[start]

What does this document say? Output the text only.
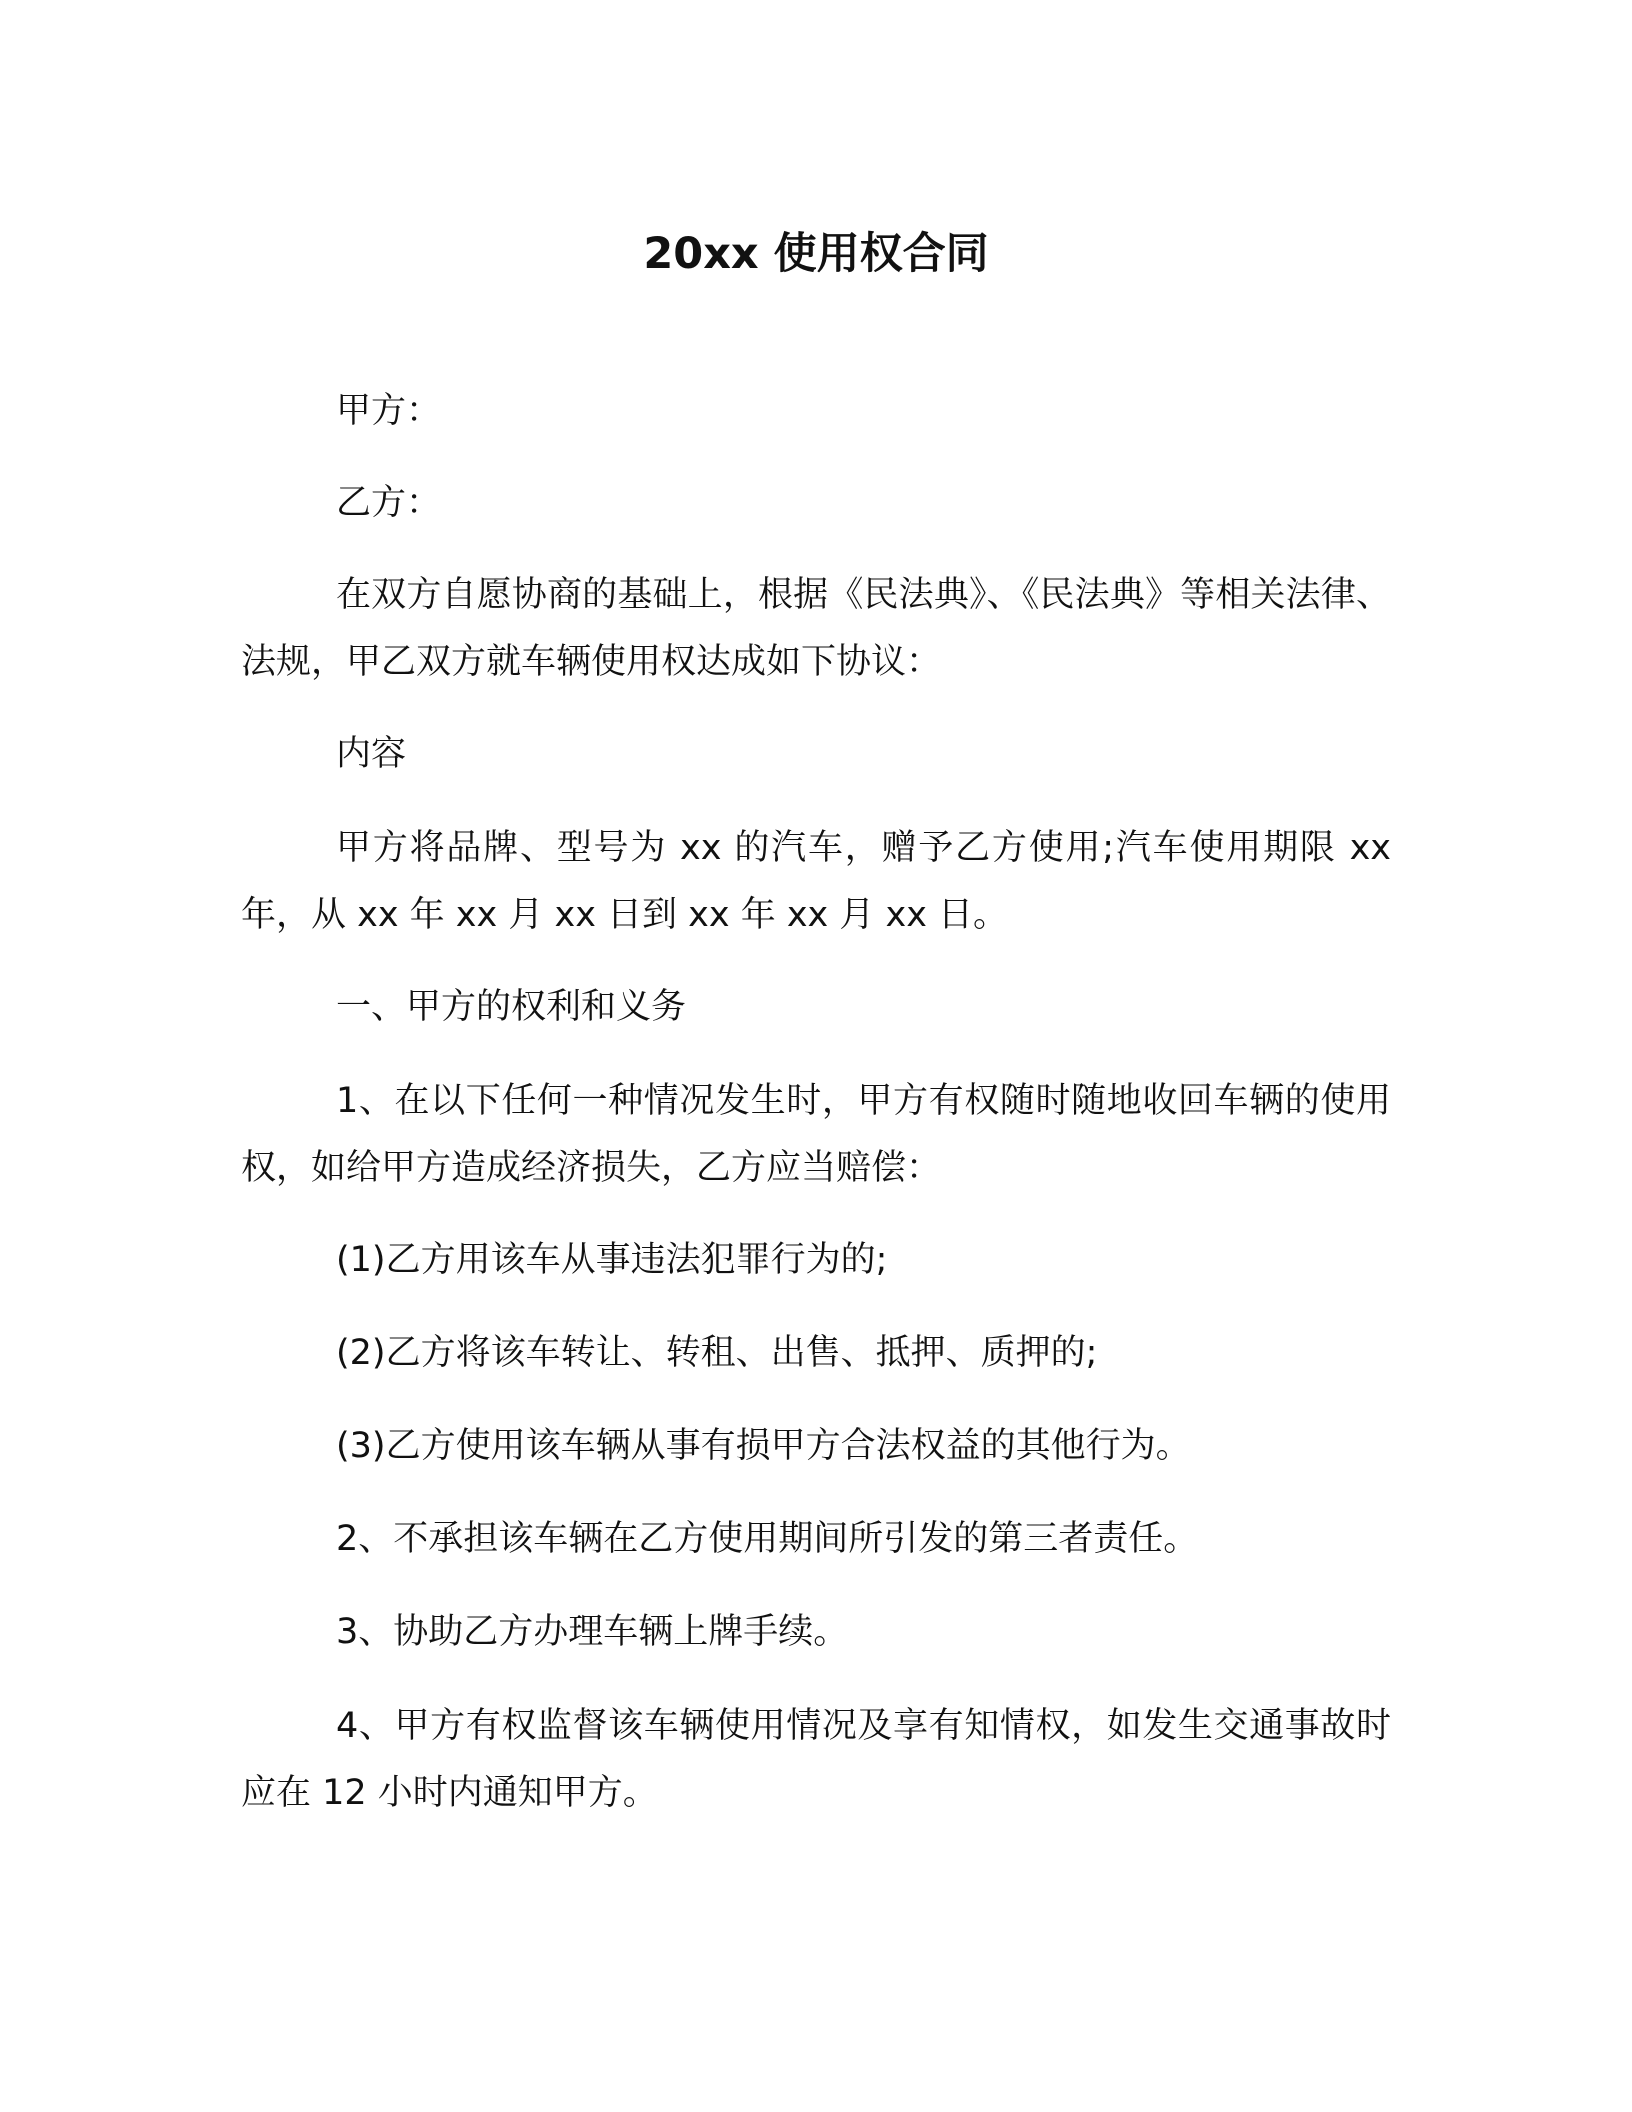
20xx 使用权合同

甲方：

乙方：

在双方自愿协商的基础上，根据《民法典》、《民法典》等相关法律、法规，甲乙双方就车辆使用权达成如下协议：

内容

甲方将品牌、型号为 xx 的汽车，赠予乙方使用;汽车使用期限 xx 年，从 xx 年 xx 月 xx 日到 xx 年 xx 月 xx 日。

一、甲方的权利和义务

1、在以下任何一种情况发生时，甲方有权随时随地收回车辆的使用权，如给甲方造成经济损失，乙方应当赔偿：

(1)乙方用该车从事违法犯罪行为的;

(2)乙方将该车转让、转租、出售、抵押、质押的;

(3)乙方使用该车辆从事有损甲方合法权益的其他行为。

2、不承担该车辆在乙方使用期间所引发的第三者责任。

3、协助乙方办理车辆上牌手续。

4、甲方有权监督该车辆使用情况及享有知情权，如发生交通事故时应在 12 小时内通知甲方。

[end]

**Problem statement**
Print out the whole of the material word for word, without pictures.

**Solution to this exercise**
What does this document say? Output the text only.
20xx 使用权合同

甲方：

乙方：

在双方自愿协商的基础上，根据《民法典》、《民法典》等相关法律、法规，甲乙双方就车辆使用权达成如下协议：

内容

甲方将品牌、型号为 xx 的汽车，赠予乙方使用;汽车使用期限 xx 年，从 xx 年 xx 月 xx 日到 xx 年 xx 月 xx 日。

一、甲方的权利和义务

1、在以下任何一种情况发生时，甲方有权随时随地收回车辆的使用权，如给甲方造成经济损失，乙方应当赔偿：

(1)乙方用该车从事违法犯罪行为的;

(2)乙方将该车转让、转租、出售、抵押、质押的;

(3)乙方使用该车辆从事有损甲方合法权益的其他行为。

2、不承担该车辆在乙方使用期间所引发的第三者责任。

3、协助乙方办理车辆上牌手续。

4、甲方有权监督该车辆使用情况及享有知情权，如发生交通事故时应在 12 小时内通知甲方。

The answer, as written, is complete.